**What is needed**. Of the lines in this material, how many contain "DRIVE"? Answer with a single number only.

**Material for the task**.
------------------------------------------------------------------------

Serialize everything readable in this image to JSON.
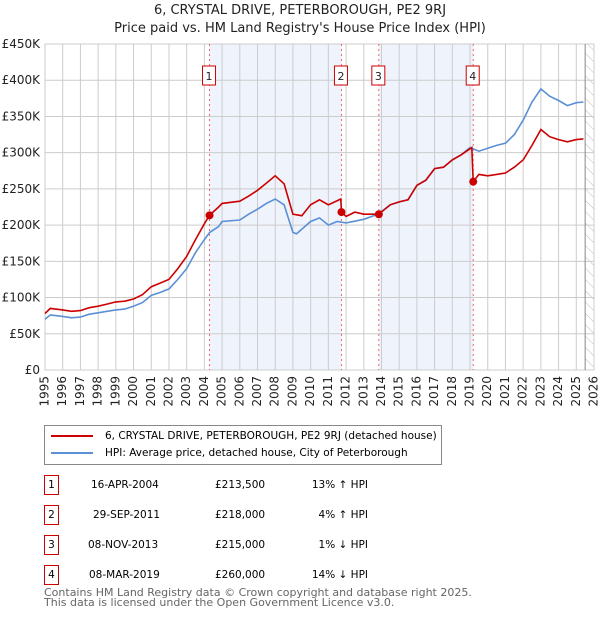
{
  "title": "6, CRYSTAL DRIVE, PETERBOROUGH, PE2 9RJ",
  "subtitle": "Price paid vs. HM Land Registry's House Price Index (HPI)",
  "chart_data": {
    "type": "line",
    "xlim": [
      1995,
      2026
    ],
    "ylim": [
      0,
      450000
    ],
    "x_ticks": [
      "1995",
      "1996",
      "1997",
      "1998",
      "1999",
      "2000",
      "2001",
      "2002",
      "2003",
      "2004",
      "2005",
      "2006",
      "2007",
      "2008",
      "2009",
      "2010",
      "2011",
      "2012",
      "2013",
      "2014",
      "2015",
      "2016",
      "2017",
      "2018",
      "2019",
      "2020",
      "2021",
      "2022",
      "2023",
      "2024",
      "2025",
      "2026"
    ],
    "y_ticks": [
      {
        "v": 0,
        "label": "£0"
      },
      {
        "v": 50000,
        "label": "£50K"
      },
      {
        "v": 100000,
        "label": "£100K"
      },
      {
        "v": 150000,
        "label": "£150K"
      },
      {
        "v": 200000,
        "label": "£200K"
      },
      {
        "v": 250000,
        "label": "£250K"
      },
      {
        "v": 300000,
        "label": "£300K"
      },
      {
        "v": 350000,
        "label": "£350K"
      },
      {
        "v": 400000,
        "label": "£400K"
      },
      {
        "v": 450000,
        "label": "£450K"
      }
    ],
    "series": [
      {
        "name": "6, CRYSTAL DRIVE, PETERBOROUGH, PE2 9RJ (detached house)",
        "color": "#cc0000",
        "x": [
          1995,
          1995.3,
          1996,
          1996.5,
          1997,
          1997.5,
          1998,
          1998.5,
          1999,
          1999.5,
          2000,
          2000.5,
          2001,
          2001.5,
          2002,
          2002.5,
          2003,
          2003.5,
          2004,
          2004.29,
          2004.8,
          2005,
          2006,
          2006.5,
          2007,
          2007.5,
          2008,
          2008.5,
          2009,
          2009.5,
          2010,
          2010.5,
          2011,
          2011.7,
          2011.74,
          2012,
          2012.5,
          2013,
          2013.85,
          2014.5,
          2015,
          2015.5,
          2016,
          2016.5,
          2017,
          2017.5,
          2018,
          2018.5,
          2019.1,
          2019.18,
          2019.5,
          2020,
          2020.5,
          2021,
          2021.5,
          2022,
          2022.5,
          2023,
          2023.5,
          2024,
          2024.5,
          2025,
          2025.4
        ],
        "y": [
          78000,
          85000,
          83000,
          81000,
          82000,
          86000,
          88000,
          91000,
          94000,
          95000,
          98000,
          104000,
          115000,
          120000,
          125000,
          140000,
          157000,
          180000,
          202000,
          213500,
          225000,
          230000,
          233000,
          240000,
          248000,
          258000,
          268000,
          257000,
          215000,
          213000,
          228000,
          235000,
          228000,
          236000,
          218000,
          212000,
          218000,
          215000,
          215000,
          228000,
          232000,
          235000,
          255000,
          262000,
          278000,
          280000,
          290000,
          297000,
          307000,
          260000,
          270000,
          268000,
          270000,
          272000,
          280000,
          290000,
          310000,
          332000,
          322000,
          318000,
          315000,
          318000,
          319000
        ]
      },
      {
        "name": "HPI: Average price, detached house, City of Peterborough",
        "color": "#5b8fd6",
        "x": [
          1995,
          1995.3,
          1996,
          1996.5,
          1997,
          1997.5,
          1998,
          1998.5,
          1999,
          1999.5,
          2000,
          2000.5,
          2001,
          2001.5,
          2002,
          2002.5,
          2003,
          2003.5,
          2004,
          2004.3,
          2004.8,
          2005,
          2006,
          2006.5,
          2007,
          2007.5,
          2008,
          2008.5,
          2009,
          2009.2,
          2010,
          2010.5,
          2011,
          2011.5,
          2012,
          2013,
          2013.8,
          2014.5,
          2015,
          2015.5,
          2016,
          2016.5,
          2017,
          2017.5,
          2018,
          2018.5,
          2019,
          2019.5,
          2020,
          2020.5,
          2021,
          2021.5,
          2022,
          2022.5,
          2023,
          2023.5,
          2024,
          2024.5,
          2025,
          2025.4
        ],
        "y": [
          70000,
          76000,
          74000,
          72000,
          73000,
          77000,
          79000,
          81000,
          83000,
          84000,
          88000,
          93000,
          103000,
          107000,
          112000,
          125000,
          140000,
          162000,
          180000,
          190000,
          198000,
          205000,
          207000,
          215000,
          222000,
          230000,
          236000,
          228000,
          190000,
          188000,
          205000,
          210000,
          200000,
          205000,
          203000,
          208000,
          215000,
          228000,
          232000,
          235000,
          255000,
          262000,
          278000,
          280000,
          290000,
          297000,
          307000,
          302000,
          306000,
          310000,
          313000,
          325000,
          345000,
          370000,
          388000,
          378000,
          372000,
          365000,
          369000,
          370000
        ]
      }
    ],
    "sales": [
      {
        "label": "1",
        "date": "16-APR-2004",
        "x": 2004.29,
        "price": "£213,500",
        "value": 213500,
        "hpi": "13% ↑ HPI"
      },
      {
        "label": "2",
        "date": "29-SEP-2011",
        "x": 2011.74,
        "price": "£218,000",
        "value": 218000,
        "hpi": "4% ↑ HPI"
      },
      {
        "label": "3",
        "date": "08-NOV-2013",
        "x": 2013.85,
        "price": "£215,000",
        "value": 215000,
        "hpi": "1% ↓ HPI"
      },
      {
        "label": "4",
        "date": "08-MAR-2019",
        "x": 2019.18,
        "price": "£260,000",
        "value": 260000,
        "hpi": "14% ↓ HPI"
      }
    ],
    "forecast_from": 2025.5
  },
  "footer": {
    "line1": "Contains HM Land Registry data © Crown copyright and database right 2025.",
    "line2": "This data is licensed under the Open Government Licence v3.0."
  }
}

------------------------------------------------------------------------

**Exercise result**. 2